TO BE DONE. Wherever "Images" appears in a line, list that line.

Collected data

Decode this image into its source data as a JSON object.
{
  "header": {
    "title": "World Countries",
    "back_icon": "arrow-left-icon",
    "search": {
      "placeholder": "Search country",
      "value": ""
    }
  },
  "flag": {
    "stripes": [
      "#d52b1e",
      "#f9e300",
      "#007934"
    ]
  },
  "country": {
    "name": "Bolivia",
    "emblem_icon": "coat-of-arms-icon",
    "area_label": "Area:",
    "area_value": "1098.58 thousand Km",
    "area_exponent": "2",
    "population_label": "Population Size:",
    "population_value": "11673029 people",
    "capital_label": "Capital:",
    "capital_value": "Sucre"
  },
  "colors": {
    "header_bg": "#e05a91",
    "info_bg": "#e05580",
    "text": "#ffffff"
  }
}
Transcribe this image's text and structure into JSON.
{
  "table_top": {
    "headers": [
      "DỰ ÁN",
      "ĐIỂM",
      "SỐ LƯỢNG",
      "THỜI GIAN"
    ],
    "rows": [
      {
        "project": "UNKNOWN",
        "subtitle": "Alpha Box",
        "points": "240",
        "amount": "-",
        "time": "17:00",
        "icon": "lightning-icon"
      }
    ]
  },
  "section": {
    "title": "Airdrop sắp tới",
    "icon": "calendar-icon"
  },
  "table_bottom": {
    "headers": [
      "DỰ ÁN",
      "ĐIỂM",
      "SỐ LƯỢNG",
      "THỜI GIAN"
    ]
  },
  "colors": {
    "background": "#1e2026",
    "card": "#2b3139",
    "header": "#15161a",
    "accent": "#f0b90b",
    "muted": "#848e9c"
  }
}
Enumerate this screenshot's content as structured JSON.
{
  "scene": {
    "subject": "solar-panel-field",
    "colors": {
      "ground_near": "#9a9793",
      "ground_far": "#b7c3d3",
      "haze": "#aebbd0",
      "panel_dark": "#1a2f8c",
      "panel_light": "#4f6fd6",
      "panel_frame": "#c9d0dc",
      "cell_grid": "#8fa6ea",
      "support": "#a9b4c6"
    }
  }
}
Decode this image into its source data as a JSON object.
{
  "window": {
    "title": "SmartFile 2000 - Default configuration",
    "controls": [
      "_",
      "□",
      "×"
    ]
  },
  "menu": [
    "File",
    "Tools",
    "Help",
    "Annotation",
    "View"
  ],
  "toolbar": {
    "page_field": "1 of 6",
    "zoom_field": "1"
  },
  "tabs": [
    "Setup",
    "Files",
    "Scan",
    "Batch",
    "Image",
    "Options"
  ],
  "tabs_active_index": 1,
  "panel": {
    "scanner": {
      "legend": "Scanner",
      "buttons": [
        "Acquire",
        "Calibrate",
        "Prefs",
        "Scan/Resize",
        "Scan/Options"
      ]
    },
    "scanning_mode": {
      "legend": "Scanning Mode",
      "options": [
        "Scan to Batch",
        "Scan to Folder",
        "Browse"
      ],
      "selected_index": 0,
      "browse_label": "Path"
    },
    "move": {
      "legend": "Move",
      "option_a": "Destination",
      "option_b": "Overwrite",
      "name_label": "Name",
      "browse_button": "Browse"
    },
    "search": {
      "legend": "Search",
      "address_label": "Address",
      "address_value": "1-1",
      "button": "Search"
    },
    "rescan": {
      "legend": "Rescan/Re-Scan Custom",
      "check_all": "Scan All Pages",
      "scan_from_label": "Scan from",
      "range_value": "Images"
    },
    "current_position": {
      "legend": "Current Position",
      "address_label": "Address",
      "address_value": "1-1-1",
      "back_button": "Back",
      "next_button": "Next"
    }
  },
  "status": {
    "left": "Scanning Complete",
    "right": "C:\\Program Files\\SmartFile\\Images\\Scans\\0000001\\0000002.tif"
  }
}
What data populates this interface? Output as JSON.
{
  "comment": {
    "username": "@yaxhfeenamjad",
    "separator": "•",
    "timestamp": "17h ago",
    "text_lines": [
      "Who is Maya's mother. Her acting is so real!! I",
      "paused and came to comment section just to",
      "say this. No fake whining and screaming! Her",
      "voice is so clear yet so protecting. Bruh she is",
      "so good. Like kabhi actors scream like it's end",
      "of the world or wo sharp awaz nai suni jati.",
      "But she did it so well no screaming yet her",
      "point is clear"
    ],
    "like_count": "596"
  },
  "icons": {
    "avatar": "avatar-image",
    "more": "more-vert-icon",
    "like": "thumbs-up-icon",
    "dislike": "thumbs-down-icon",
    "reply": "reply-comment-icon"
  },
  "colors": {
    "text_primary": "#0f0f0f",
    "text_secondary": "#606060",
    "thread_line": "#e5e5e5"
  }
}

FULL OUTPUT.
      "range_value": "Images"
    "right": "C:\\Program Files\\SmartFile\\Images\\Scans\\0000001\\0000002.tif"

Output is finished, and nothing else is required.